==== Recorded data
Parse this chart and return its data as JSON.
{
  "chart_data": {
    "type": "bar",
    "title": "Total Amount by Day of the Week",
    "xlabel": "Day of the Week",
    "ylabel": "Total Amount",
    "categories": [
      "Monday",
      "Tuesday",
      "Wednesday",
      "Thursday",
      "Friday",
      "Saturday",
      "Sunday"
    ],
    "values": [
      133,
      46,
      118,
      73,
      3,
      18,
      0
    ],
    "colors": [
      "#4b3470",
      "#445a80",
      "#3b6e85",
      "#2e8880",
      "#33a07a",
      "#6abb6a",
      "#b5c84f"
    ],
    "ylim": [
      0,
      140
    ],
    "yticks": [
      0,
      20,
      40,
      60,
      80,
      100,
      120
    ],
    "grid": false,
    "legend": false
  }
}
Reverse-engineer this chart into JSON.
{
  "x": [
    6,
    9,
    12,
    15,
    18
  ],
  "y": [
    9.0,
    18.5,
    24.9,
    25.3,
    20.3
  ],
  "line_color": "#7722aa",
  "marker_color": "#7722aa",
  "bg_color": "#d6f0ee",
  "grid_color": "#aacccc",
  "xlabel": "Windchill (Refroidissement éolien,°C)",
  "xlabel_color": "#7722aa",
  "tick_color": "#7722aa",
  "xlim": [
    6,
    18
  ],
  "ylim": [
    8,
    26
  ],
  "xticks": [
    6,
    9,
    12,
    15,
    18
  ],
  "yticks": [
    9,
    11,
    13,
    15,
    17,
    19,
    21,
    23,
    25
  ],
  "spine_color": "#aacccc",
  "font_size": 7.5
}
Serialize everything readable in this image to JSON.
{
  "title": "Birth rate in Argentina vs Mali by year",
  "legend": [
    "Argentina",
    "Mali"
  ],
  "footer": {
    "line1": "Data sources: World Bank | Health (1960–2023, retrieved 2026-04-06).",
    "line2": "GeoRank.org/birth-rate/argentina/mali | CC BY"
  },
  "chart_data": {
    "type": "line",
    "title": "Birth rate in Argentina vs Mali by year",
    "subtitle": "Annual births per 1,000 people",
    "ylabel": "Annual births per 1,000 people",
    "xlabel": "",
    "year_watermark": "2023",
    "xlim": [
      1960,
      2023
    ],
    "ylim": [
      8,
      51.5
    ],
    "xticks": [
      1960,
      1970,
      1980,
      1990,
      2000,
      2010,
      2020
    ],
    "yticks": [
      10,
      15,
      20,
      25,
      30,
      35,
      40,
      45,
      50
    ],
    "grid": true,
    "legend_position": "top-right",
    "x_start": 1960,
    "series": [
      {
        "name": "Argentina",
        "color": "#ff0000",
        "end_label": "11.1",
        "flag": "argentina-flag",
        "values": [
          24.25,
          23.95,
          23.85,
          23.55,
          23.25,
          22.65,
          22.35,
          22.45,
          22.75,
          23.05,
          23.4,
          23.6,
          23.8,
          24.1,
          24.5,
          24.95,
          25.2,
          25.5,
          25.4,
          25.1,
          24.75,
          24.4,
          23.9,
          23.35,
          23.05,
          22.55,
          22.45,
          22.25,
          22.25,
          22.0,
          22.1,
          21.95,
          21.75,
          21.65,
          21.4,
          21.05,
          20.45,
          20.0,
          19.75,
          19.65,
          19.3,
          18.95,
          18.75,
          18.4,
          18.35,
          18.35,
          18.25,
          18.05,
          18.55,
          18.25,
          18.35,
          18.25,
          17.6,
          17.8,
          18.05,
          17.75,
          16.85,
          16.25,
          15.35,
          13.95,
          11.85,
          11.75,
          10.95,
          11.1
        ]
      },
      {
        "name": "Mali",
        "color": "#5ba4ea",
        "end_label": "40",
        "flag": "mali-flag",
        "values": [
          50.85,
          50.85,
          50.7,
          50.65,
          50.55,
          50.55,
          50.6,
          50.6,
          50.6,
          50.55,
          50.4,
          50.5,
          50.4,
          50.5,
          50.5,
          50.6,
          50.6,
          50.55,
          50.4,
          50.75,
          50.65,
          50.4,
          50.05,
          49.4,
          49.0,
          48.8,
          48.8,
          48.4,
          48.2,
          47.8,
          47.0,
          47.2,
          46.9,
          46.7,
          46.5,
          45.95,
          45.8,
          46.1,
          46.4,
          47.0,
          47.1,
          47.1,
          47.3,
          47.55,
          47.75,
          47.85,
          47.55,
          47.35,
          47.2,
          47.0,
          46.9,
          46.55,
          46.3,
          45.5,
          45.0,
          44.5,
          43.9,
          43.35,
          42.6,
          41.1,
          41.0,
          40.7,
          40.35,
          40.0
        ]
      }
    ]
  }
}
========
## Written instruction
Your task is to retype all the records above with nothing left out.

## Finished exercise
Parse this chart and return its data as JSON.
{
  "chart_data": {
    "type": "bar",
    "title": "Total Amount by Day of the Week",
    "xlabel": "Day of the Week",
    "ylabel": "Total Amount",
    "categories": [
      "Monday",
      "Tuesday",
      "Wednesday",
      "Thursday",
      "Friday",
      "Saturday",
      "Sunday"
    ],
    "values": [
      133,
      46,
      118,
      73,
      3,
      18,
      0
    ],
    "colors": [
      "#4b3470",
      "#445a80",
      "#3b6e85",
      "#2e8880",
      "#33a07a",
      "#6abb6a",
      "#b5c84f"
    ],
    "ylim": [
      0,
      140
    ],
    "yticks": [
      0,
      20,
      40,
      60,
      80,
      100,
      120
    ],
    "grid": false,
    "legend": false
  }
}
Reverse-engineer this chart into JSON.
{
  "x": [
    6,
    9,
    12,
    15,
    18
  ],
  "y": [
    9.0,
    18.5,
    24.9,
    25.3,
    20.3
  ],
  "line_color": "#7722aa",
  "marker_color": "#7722aa",
  "bg_color": "#d6f0ee",
  "grid_color": "#aacccc",
  "xlabel": "Windchill (Refroidissement éolien,°C)",
  "xlabel_color": "#7722aa",
  "tick_color": "#7722aa",
  "xlim": [
    6,
    18
  ],
  "ylim": [
    8,
    26
  ],
  "xticks": [
    6,
    9,
    12,
    15,
    18
  ],
  "yticks": [
    9,
    11,
    13,
    15,
    17,
    19,
    21,
    23,
    25
  ],
  "spine_color": "#aacccc",
  "font_size": 7.5
}
Serialize everything readable in this image to JSON.
{
  "title": "Birth rate in Argentina vs Mali by year",
  "legend": [
    "Argentina",
    "Mali"
  ],
  "footer": {
    "line1": "Data sources: World Bank | Health (1960–2023, retrieved 2026-04-06).",
    "line2": "GeoRank.org/birth-rate/argentina/mali | CC BY"
  },
  "chart_data": {
    "type": "line",
    "title": "Birth rate in Argentina vs Mali by year",
    "subtitle": "Annual births per 1,000 people",
    "ylabel": "Annual births per 1,000 people",
    "xlabel": "",
    "year_watermark": "2023",
    "xlim": [
      1960,
      2023
    ],
    "ylim": [
      8,
      51.5
    ],
    "xticks": [
      1960,
      1970,
      1980,
      1990,
      2000,
      2010,
      2020
    ],
    "yticks": [
      10,
      15,
      20,
      25,
      30,
      35,
      40,
      45,
      50
    ],
    "grid": true,
    "legend_position": "top-right",
    "x_start": 1960,
    "series": [
      {
        "name": "Argentina",
        "color": "#ff0000",
        "end_label": "11.1",
        "flag": "argentina-flag",
        "values": [
          24.25,
          23.95,
          23.85,
          23.55,
          23.25,
          22.65,
          22.35,
          22.45,
          22.75,
          23.05,
          23.4,
          23.6,
          23.8,
          24.1,
          24.5,
          24.95,
          25.2,
          25.5,
          25.4,
          25.1,
          24.75,
          24.4,
          23.9,
          23.35,
          23.05,
          22.55,
          22.45,
          22.25,
          22.25,
          22.0,
          22.1,
          21.95,
          21.75,
          21.65,
          21.4,
          21.05,
          20.45,
          20.0,
          19.75,
          19.65,
          19.3,
          18.95,
          18.75,
          18.4,
          18.35,
          18.35,
          18.25,
          18.05,
          18.55,
          18.25,
          18.35,
          18.25,
          17.6,
          17.8,
          18.05,
          17.75,
          16.85,
          16.25,
          15.35,
          13.95,
          11.85,
          11.75,
          10.95,
          11.1
        ]
      },
      {
        "name": "Mali",
        "color": "#5ba4ea",
        "end_label": "40",
        "flag": "mali-flag",
        "values": [
          50.85,
          50.85,
          50.7,
          50.65,
          50.55,
          50.55,
          50.6,
          50.6,
          50.6,
          50.55,
          50.4,
          50.5,
          50.4,
          50.5,
          50.5,
          50.6,
          50.6,
          50.55,
          50.4,
          50.75,
          50.65,
          50.4,
          50.05,
          49.4,
          49.0,
          48.8,
          48.8,
          48.4,
          48.2,
          47.8,
          47.0,
          47.2,
          46.9,
          46.7,
          46.5,
          45.95,
          45.8,
          46.1,
          46.4,
          47.0,
          47.1,
          47.1,
          47.3,
          47.55,
          47.75,
          47.85,
          47.55,
          47.35,
          47.2,
          47.0,
          46.9,
          46.55,
          46.3,
          45.5,
          45.0,
          44.5,
          43.9,
          43.35,
          42.6,
          41.1,
          41.0,
          40.7,
          40.35,
          40.0
        ]
      }
    ]
  }
}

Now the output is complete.